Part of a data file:
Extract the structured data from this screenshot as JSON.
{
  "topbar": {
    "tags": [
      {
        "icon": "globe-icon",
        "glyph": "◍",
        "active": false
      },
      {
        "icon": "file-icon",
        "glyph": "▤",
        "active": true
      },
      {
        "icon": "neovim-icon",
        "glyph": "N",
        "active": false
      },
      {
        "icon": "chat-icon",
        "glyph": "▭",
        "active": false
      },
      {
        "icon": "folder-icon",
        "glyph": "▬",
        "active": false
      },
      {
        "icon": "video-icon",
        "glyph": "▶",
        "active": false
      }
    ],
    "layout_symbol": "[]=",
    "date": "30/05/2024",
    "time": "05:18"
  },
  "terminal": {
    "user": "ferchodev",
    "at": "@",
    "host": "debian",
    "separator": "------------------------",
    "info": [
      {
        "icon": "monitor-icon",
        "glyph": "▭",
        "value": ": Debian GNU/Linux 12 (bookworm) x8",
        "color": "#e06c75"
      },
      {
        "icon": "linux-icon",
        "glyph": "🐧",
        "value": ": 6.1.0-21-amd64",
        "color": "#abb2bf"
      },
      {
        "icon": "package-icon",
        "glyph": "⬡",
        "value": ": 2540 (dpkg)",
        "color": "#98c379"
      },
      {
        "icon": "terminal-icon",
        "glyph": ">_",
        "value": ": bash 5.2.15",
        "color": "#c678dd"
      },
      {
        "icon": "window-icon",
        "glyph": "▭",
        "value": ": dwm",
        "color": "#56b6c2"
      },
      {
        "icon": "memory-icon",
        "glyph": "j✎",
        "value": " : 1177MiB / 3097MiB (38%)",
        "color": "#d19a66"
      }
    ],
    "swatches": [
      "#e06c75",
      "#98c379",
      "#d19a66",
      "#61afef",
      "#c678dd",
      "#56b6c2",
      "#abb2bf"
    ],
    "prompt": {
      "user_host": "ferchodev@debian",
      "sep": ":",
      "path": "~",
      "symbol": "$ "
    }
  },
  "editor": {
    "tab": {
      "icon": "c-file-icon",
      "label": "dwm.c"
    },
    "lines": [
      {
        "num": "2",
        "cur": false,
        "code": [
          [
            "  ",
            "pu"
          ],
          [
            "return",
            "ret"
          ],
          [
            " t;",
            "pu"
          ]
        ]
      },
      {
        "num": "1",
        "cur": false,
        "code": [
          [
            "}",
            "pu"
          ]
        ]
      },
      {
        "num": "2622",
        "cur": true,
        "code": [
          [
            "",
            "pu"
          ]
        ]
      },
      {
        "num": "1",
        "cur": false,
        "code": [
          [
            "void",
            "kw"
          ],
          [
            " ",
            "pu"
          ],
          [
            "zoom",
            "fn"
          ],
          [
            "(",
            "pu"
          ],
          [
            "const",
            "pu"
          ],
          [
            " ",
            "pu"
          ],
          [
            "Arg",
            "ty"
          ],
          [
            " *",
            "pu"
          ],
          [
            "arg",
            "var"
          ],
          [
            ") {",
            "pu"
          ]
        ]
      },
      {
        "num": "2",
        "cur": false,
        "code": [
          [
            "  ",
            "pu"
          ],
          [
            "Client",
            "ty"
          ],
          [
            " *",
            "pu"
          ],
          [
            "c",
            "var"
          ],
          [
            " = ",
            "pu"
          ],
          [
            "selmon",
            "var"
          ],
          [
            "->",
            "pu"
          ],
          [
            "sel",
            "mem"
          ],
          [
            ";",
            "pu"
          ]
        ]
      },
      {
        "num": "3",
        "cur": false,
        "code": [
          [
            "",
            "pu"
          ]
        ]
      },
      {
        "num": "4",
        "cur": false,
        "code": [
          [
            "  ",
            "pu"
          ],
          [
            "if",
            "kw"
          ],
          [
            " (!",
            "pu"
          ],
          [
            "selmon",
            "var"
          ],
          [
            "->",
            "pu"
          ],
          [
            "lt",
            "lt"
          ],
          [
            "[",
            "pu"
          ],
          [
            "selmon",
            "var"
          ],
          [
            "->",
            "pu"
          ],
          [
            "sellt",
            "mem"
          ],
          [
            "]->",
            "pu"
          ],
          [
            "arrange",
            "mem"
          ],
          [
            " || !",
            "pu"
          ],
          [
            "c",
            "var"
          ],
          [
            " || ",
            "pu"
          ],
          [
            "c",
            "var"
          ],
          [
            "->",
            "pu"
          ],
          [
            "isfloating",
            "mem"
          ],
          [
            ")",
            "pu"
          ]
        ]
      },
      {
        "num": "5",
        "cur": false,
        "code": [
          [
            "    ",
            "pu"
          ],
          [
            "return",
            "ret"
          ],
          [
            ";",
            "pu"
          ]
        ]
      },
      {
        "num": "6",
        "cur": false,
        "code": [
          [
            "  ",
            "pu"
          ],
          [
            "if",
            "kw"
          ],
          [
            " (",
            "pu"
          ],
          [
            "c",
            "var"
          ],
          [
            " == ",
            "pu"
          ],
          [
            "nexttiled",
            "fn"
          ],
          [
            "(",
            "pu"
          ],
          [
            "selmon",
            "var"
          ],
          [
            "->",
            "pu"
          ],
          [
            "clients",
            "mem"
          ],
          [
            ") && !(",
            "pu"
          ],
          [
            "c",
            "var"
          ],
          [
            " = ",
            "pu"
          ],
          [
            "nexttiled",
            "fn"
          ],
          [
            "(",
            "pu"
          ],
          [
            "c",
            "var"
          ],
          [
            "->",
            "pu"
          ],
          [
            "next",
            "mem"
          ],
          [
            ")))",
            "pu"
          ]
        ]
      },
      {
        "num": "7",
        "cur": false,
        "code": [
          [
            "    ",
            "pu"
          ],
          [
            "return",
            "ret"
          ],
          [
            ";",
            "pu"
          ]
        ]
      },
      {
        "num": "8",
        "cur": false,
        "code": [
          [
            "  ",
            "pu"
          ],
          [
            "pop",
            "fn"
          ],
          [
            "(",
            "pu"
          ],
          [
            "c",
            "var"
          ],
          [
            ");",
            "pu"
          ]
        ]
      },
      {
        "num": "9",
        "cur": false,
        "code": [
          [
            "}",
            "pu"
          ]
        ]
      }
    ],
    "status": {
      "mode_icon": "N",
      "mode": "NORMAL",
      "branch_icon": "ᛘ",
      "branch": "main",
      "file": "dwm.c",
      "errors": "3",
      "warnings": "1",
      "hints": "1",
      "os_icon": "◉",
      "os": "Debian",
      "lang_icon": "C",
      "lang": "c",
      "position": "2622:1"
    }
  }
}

Goal
Using the listing above, reproduce each line without omission.

Exercise solution
Extract the structured data from this screenshot as JSON.
{
  "topbar": {
    "tags": [
      {
        "icon": "globe-icon",
        "glyph": "◍",
        "active": false
      },
      {
        "icon": "file-icon",
        "glyph": "▤",
        "active": true
      },
      {
        "icon": "neovim-icon",
        "glyph": "N",
        "active": false
      },
      {
        "icon": "chat-icon",
        "glyph": "▭",
        "active": false
      },
      {
        "icon": "folder-icon",
        "glyph": "▬",
        "active": false
      },
      {
        "icon": "video-icon",
        "glyph": "▶",
        "active": false
      }
    ],
    "layout_symbol": "[]=",
    "date": "30/05/2024",
    "time": "05:18"
  },
  "terminal": {
    "user": "ferchodev",
    "at": "@",
    "host": "debian",
    "separator": "------------------------",
    "info": [
      {
        "icon": "monitor-icon",
        "glyph": "▭",
        "value": ": Debian GNU/Linux 12 (bookworm) x8",
        "color": "#e06c75"
      },
      {
        "icon": "linux-icon",
        "glyph": "🐧",
        "value": ": 6.1.0-21-amd64",
        "color": "#abb2bf"
      },
      {
        "icon": "package-icon",
        "glyph": "⬡",
        "value": ": 2540 (dpkg)",
        "color": "#98c379"
      },
      {
        "icon": "terminal-icon",
        "glyph": ">_",
        "value": ": bash 5.2.15",
        "color": "#c678dd"
      },
      {
        "icon": "window-icon",
        "glyph": "▭",
        "value": ": dwm",
        "color": "#56b6c2"
      },
      {
        "icon": "memory-icon",
        "glyph": "j✎",
        "value": " : 1177MiB / 3097MiB (38%)",
        "color": "#d19a66"
      }
    ],
    "swatches": [
      "#e06c75",
      "#98c379",
      "#d19a66",
      "#61afef",
      "#c678dd",
      "#56b6c2",
      "#abb2bf"
    ],
    "prompt": {
      "user_host": "ferchodev@debian",
      "sep": ":",
      "path": "~",
      "symbol": "$ "
    }
  },
  "editor": {
    "tab": {
      "icon": "c-file-icon",
      "label": "dwm.c"
    },
    "lines": [
      {
        "num": "2",
        "cur": false,
        "code": [
          [
            "  ",
            "pu"
          ],
          [
            "return",
            "ret"
          ],
          [
            " t;",
            "pu"
          ]
        ]
      },
      {
        "num": "1",
        "cur": false,
        "code": [
          [
            "}",
            "pu"
          ]
        ]
      },
      {
        "num": "2622",
        "cur": true,
        "code": [
          [
            "",
            "pu"
          ]
        ]
      },
      {
        "num": "1",
        "cur": false,
        "code": [
          [
            "void",
            "kw"
          ],
          [
            " ",
            "pu"
          ],
          [
            "zoom",
            "fn"
          ],
          [
            "(",
            "pu"
          ],
          [
            "const",
            "pu"
          ],
          [
            " ",
            "pu"
          ],
          [
            "Arg",
            "ty"
          ],
          [
            " *",
            "pu"
          ],
          [
            "arg",
            "var"
          ],
          [
            ") {",
            "pu"
          ]
        ]
      },
      {
        "num": "2",
        "cur": false,
        "code": [
          [
            "  ",
            "pu"
          ],
          [
            "Client",
            "ty"
          ],
          [
            " *",
            "pu"
          ],
          [
            "c",
            "var"
          ],
          [
            " = ",
            "pu"
          ],
          [
            "selmon",
            "var"
          ],
          [
            "->",
            "pu"
          ],
          [
            "sel",
            "mem"
          ],
          [
            ";",
            "pu"
          ]
        ]
      },
      {
        "num": "3",
        "cur": false,
        "code": [
          [
            "",
            "pu"
          ]
        ]
      },
      {
        "num": "4",
        "cur": false,
        "code": [
          [
            "  ",
            "pu"
          ],
          [
            "if",
            "kw"
          ],
          [
            " (!",
            "pu"
          ],
          [
            "selmon",
            "var"
          ],
          [
            "->",
            "pu"
          ],
          [
            "lt",
            "lt"
          ],
          [
            "[",
            "pu"
          ],
          [
            "selmon",
            "var"
          ],
          [
            "->",
            "pu"
          ],
          [
            "sellt",
            "mem"
          ],
          [
            "]->",
            "pu"
          ],
          [
            "arrange",
            "mem"
          ],
          [
            " || !",
            "pu"
          ],
          [
            "c",
            "var"
          ],
          [
            " || ",
            "pu"
          ],
          [
            "c",
            "var"
          ],
          [
            "->",
            "pu"
          ],
          [
            "isfloating",
            "mem"
          ],
          [
            ")",
            "pu"
          ]
        ]
      },
      {
        "num": "5",
        "cur": false,
        "code": [
          [
            "    ",
            "pu"
          ],
          [
            "return",
            "ret"
          ],
          [
            ";",
            "pu"
          ]
        ]
      },
      {
        "num": "6",
        "cur": false,
        "code": [
          [
            "  ",
            "pu"
          ],
          [
            "if",
            "kw"
          ],
          [
            " (",
            "pu"
          ],
          [
            "c",
            "var"
          ],
          [
            " == ",
            "pu"
          ],
          [
            "nexttiled",
            "fn"
          ],
          [
            "(",
            "pu"
          ],
          [
            "selmon",
            "var"
          ],
          [
            "->",
            "pu"
          ],
          [
            "clients",
            "mem"
          ],
          [
            ") && !(",
            "pu"
          ],
          [
            "c",
            "var"
          ],
          [
            " = ",
            "pu"
          ],
          [
            "nexttiled",
            "fn"
          ],
          [
            "(",
            "pu"
          ],
          [
            "c",
            "var"
          ],
          [
            "->",
            "pu"
          ],
          [
            "next",
            "mem"
          ],
          [
            ")))",
            "pu"
          ]
        ]
      },
      {
        "num": "7",
        "cur": false,
        "code": [
          [
            "    ",
            "pu"
          ],
          [
            "return",
            "ret"
          ],
          [
            ";",
            "pu"
          ]
        ]
      },
      {
        "num": "8",
        "cur": false,
        "code": [
          [
            "  ",
            "pu"
          ],
          [
            "pop",
            "fn"
          ],
          [
            "(",
            "pu"
          ],
          [
            "c",
            "var"
          ],
          [
            ");",
            "pu"
          ]
        ]
      },
      {
        "num": "9",
        "cur": false,
        "code": [
          [
            "}",
            "pu"
          ]
        ]
      }
    ],
    "status": {
      "mode_icon": "N",
      "mode": "NORMAL",
      "branch_icon": "ᛘ",
      "branch": "main",
      "file": "dwm.c",
      "errors": "3",
      "warnings": "1",
      "hints": "1",
      "os_icon": "◉",
      "os": "Debian",
      "lang_icon": "C",
      "lang": "c",
      "position": "2622:1"
    }
  }
}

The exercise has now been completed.